Write the entries below out again exactly; any picture in them stays out.

- Lines of data -
══════════════════════════════

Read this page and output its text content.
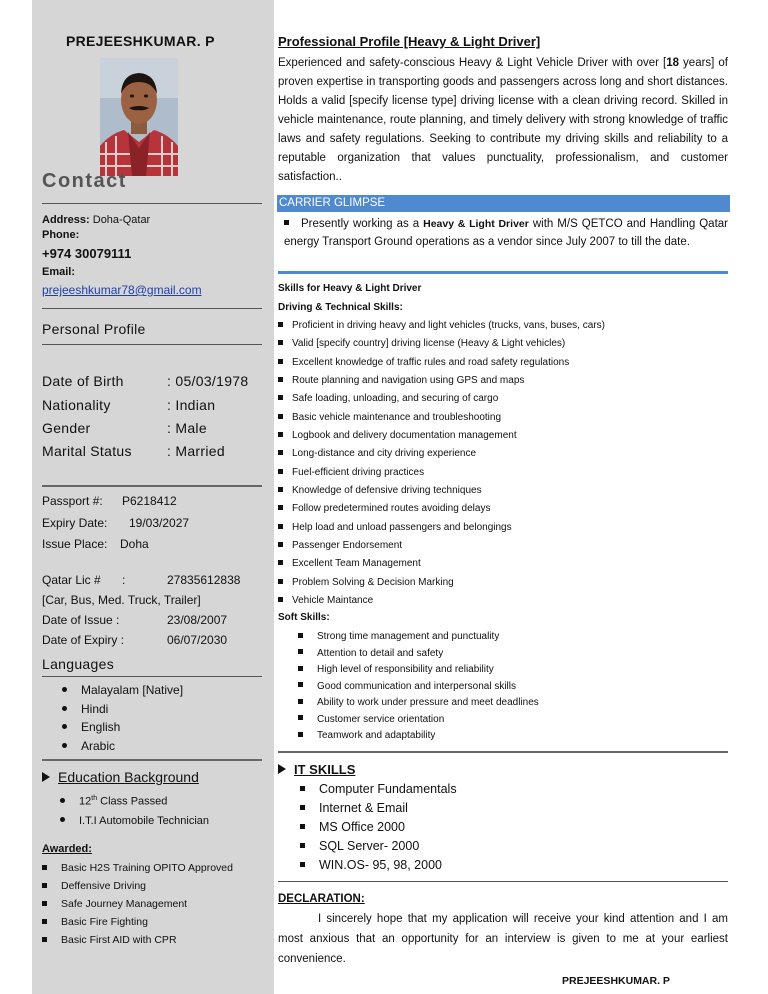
PREJEESHKUMAR. P
Contact
Address: Doha-Qatar
Phone:
+974 30079111
Email:
prejeeshkumar78@gmail.com
Personal Profile
Date of Birth	: 05/03/1978
Nationality	: Indian
Gender	: Male
Marital Status	: Married
Passport #: P6218412
Expiry Date: 19/03/2027
Issue Place: Doha
Qatar Lic # :	27835612838
[Car, Bus, Med. Truck, Trailer]
Date of Issue :	23/08/2007
Date of Expiry :	06/07/2030
Languages
Malayalam [Native]
Hindi
English
Arabic
Education Background
12th Class Passed
I.T.I Automobile Technician
Awarded:
Basic H2S Training OPITO Approved
Deffensive Driving
Safe Journey Management
Basic Fire Fighting
Basic First AID with CPR
Professional Profile [Heavy & Light Driver]
Experienced and safety-conscious Heavy & Light Vehicle Driver with over [18 years] of proven expertise in transporting goods and passengers across long and short distances. Holds a valid [specify license type] driving license with a clean driving record. Skilled in vehicle maintenance, route planning, and timely delivery with strong knowledge of traffic laws and safety regulations. Seeking to contribute my driving skills and reliability to a reputable organization that values punctuality, professionalism, and customer satisfaction..
CARRIER GLIMPSE
Presently working as a Heavy & Light Driver with M/S QETCO and Handling Qatar energy Transport Ground operations as a vendor since July 2007 to till the date.
Skills for Heavy & Light Driver
Driving & Technical Skills:
Proficient in driving heavy and light vehicles (trucks, vans, buses, cars)
Valid [specify country] driving license (Heavy & Light vehicles)
Excellent knowledge of traffic rules and road safety regulations
Route planning and navigation using GPS and maps
Safe loading, unloading, and securing of cargo
Basic vehicle maintenance and troubleshooting
Logbook and delivery documentation management
Long-distance and city driving experience
Fuel-efficient driving practices
Knowledge of defensive driving techniques
Follow predetermined routes avoiding delays
Help load and unload passengers and belongings
Passenger Endorsement
Excellent Team Management
Problem Solving & Decision Marking
Vehicle Maintance
Soft Skills:
Strong time management and punctuality
Attention to detail and safety
High level of responsibility and reliability
Good communication and interpersonal skills
Ability to work under pressure and meet deadlines
Customer service orientation
Teamwork and adaptability
IT SKILLS
Computer Fundamentals
Internet & Email
MS Office 2000
SQL Server- 2000
WIN.OS- 95, 98, 2000
DECLARATION:
I sincerely hope that my application will receive your kind attention and I am most anxious that an opportunity for an interview is given to me at your earliest convenience.
PREJEESHKUMAR. P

══════════════════════════════

- Completed exercise -
Read this page and output its text content.
PREJEESHKUMAR. P
Contact
Address: Doha-Qatar
Phone:
+974 30079111
Email:
prejeeshkumar78@gmail.com
Personal Profile
Date of Birth	: 05/03/1978
Nationality	: Indian
Gender	: Male
Marital Status	: Married
Passport #: P6218412
Expiry Date: 19/03/2027
Issue Place: Doha
Qatar Lic # :	27835612838
[Car, Bus, Med. Truck, Trailer]
Date of Issue :	23/08/2007
Date of Expiry :	06/07/2030
Languages
Malayalam [Native]
Hindi
English
Arabic
Education Background
12th Class Passed
I.T.I Automobile Technician
Awarded:
Basic H2S Training OPITO Approved
Deffensive Driving
Safe Journey Management
Basic Fire Fighting
Basic First AID with CPR
Professional Profile [Heavy & Light Driver]
Experienced and safety-conscious Heavy & Light Vehicle Driver with over [18 years] of proven expertise in transporting goods and passengers across long and short distances. Holds a valid [specify license type] driving license with a clean driving record. Skilled in vehicle maintenance, route planning, and timely delivery with strong knowledge of traffic laws and safety regulations. Seeking to contribute my driving skills and reliability to a reputable organization that values punctuality, professionalism, and customer satisfaction..
CARRIER GLIMPSE
Presently working as a Heavy & Light Driver with M/S QETCO and Handling Qatar energy Transport Ground operations as a vendor since July 2007 to till the date.
Skills for Heavy & Light Driver
Driving & Technical Skills:
Proficient in driving heavy and light vehicles (trucks, vans, buses, cars)
Valid [specify country] driving license (Heavy & Light vehicles)
Excellent knowledge of traffic rules and road safety regulations
Route planning and navigation using GPS and maps
Safe loading, unloading, and securing of cargo
Basic vehicle maintenance and troubleshooting
Logbook and delivery documentation management
Long-distance and city driving experience
Fuel-efficient driving practices
Knowledge of defensive driving techniques
Follow predetermined routes avoiding delays
Help load and unload passengers and belongings
Passenger Endorsement
Excellent Team Management
Problem Solving & Decision Marking
Vehicle Maintance
Soft Skills:
Strong time management and punctuality
Attention to detail and safety
High level of responsibility and reliability
Good communication and interpersonal skills
Ability to work under pressure and meet deadlines
Customer service orientation
Teamwork and adaptability
IT SKILLS
Computer Fundamentals
Internet & Email
MS Office 2000
SQL Server- 2000
WIN.OS- 95, 98, 2000
DECLARATION:
I sincerely hope that my application will receive your kind attention and I am most anxious that an opportunity for an interview is given to me at your earliest convenience.
PREJEESHKUMAR. P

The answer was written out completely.